— Start Record extracts —
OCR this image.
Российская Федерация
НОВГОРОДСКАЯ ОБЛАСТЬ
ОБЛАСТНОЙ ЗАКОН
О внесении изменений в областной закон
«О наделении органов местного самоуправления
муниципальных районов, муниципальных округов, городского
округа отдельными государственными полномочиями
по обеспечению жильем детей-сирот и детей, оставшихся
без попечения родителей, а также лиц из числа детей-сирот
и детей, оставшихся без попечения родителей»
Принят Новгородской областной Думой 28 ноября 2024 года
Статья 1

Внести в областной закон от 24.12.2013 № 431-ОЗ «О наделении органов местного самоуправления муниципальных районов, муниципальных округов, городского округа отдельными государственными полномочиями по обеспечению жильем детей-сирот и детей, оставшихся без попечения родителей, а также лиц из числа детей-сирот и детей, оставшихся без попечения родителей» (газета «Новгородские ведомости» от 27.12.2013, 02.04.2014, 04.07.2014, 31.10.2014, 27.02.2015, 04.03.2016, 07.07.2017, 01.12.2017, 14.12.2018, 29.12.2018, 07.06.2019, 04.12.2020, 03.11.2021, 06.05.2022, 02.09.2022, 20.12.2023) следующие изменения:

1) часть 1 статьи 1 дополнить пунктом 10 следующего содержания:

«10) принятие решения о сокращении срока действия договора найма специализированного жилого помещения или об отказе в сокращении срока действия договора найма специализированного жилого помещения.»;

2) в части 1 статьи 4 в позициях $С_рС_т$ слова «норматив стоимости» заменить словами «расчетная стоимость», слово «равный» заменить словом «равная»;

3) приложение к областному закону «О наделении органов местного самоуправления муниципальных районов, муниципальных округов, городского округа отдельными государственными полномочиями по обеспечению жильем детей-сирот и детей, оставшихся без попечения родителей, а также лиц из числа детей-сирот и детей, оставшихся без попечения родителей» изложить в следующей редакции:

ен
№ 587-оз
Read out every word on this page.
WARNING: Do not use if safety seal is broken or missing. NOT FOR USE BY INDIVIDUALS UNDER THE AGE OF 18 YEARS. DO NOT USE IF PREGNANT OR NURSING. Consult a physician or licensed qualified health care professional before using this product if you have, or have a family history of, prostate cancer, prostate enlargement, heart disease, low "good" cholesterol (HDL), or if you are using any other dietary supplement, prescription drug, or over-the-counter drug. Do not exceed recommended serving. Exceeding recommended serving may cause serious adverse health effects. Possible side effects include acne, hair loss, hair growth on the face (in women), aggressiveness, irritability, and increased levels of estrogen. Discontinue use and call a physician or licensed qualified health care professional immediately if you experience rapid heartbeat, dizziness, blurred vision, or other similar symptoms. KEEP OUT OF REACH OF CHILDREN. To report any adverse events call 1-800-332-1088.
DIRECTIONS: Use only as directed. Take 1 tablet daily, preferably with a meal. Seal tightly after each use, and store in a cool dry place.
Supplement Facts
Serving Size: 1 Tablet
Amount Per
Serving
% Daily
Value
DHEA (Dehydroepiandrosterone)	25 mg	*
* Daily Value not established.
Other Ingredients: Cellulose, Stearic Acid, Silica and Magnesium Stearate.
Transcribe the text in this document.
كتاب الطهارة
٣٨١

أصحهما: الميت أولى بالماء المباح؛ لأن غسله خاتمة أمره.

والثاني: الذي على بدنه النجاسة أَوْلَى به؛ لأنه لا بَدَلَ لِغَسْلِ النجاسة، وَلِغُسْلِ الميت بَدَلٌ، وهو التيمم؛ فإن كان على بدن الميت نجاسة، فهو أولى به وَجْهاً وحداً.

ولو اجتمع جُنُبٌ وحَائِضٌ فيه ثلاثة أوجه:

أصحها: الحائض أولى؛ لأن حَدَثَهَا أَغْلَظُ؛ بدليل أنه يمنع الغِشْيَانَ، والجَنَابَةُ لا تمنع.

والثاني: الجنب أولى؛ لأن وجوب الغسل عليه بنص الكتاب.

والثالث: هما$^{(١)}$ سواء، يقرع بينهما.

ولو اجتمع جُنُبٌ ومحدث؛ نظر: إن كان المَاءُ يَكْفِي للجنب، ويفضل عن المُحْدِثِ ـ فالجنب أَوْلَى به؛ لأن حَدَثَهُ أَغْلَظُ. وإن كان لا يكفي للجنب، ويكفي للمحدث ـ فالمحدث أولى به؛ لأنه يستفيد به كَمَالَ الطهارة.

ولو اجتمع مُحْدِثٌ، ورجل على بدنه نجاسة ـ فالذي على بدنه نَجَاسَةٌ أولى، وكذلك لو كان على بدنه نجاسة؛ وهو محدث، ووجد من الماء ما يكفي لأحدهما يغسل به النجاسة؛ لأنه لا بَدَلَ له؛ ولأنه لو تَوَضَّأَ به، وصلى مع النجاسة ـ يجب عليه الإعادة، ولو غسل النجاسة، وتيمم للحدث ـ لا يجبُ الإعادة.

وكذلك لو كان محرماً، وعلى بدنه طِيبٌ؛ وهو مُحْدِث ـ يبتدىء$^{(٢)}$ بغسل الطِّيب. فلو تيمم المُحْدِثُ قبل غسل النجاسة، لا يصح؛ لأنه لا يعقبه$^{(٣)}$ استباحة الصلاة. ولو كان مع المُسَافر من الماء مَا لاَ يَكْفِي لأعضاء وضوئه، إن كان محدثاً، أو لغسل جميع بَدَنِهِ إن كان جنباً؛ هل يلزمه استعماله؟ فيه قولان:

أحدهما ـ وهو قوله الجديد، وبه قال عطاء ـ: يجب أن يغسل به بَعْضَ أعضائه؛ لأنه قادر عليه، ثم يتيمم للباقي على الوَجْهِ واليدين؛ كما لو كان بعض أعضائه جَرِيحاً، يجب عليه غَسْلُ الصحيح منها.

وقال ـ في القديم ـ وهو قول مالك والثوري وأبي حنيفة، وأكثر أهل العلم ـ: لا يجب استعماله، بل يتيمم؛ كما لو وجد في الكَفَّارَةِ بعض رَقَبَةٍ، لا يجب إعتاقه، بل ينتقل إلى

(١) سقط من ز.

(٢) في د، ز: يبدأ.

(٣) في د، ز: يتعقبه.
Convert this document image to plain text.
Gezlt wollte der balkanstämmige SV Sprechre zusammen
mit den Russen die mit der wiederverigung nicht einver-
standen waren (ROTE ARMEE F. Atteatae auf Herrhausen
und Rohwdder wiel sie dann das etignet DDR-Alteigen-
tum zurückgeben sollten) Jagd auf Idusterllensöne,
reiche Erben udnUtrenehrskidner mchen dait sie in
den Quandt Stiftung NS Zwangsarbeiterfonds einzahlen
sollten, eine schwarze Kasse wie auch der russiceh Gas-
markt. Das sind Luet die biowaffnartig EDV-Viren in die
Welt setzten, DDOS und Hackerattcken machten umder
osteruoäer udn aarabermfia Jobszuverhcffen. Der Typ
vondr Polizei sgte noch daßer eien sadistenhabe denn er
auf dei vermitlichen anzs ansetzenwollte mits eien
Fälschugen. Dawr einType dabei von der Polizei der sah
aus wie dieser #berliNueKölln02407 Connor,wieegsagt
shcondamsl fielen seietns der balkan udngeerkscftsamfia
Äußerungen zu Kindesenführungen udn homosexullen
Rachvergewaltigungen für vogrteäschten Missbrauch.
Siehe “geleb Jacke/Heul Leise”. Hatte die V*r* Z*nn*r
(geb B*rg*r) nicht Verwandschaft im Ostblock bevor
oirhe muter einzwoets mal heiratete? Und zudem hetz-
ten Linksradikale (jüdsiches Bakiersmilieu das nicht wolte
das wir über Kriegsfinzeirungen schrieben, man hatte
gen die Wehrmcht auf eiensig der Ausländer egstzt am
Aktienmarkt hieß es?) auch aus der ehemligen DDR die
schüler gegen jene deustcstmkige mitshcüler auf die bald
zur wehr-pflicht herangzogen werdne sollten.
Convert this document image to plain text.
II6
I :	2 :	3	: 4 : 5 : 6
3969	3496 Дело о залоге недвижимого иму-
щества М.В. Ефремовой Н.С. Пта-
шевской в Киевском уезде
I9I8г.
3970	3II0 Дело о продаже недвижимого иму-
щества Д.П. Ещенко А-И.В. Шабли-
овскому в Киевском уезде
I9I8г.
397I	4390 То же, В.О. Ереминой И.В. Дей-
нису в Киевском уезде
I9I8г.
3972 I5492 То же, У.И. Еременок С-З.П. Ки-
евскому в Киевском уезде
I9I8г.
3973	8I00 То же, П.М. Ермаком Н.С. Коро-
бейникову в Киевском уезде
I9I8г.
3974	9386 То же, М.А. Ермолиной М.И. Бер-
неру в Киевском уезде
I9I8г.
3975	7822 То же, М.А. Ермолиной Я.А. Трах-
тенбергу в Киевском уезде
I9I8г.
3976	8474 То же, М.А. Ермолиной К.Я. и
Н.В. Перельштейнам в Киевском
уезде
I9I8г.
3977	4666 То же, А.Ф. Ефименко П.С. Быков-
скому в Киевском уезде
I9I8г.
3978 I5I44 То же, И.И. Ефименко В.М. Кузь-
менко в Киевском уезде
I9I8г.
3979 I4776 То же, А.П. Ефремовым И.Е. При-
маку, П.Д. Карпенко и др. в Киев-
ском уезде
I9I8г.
— End Record extracts —
- **Prompt**
Count each line above in which the string "بدنه" appears, then state only the total.

- **Task result**
3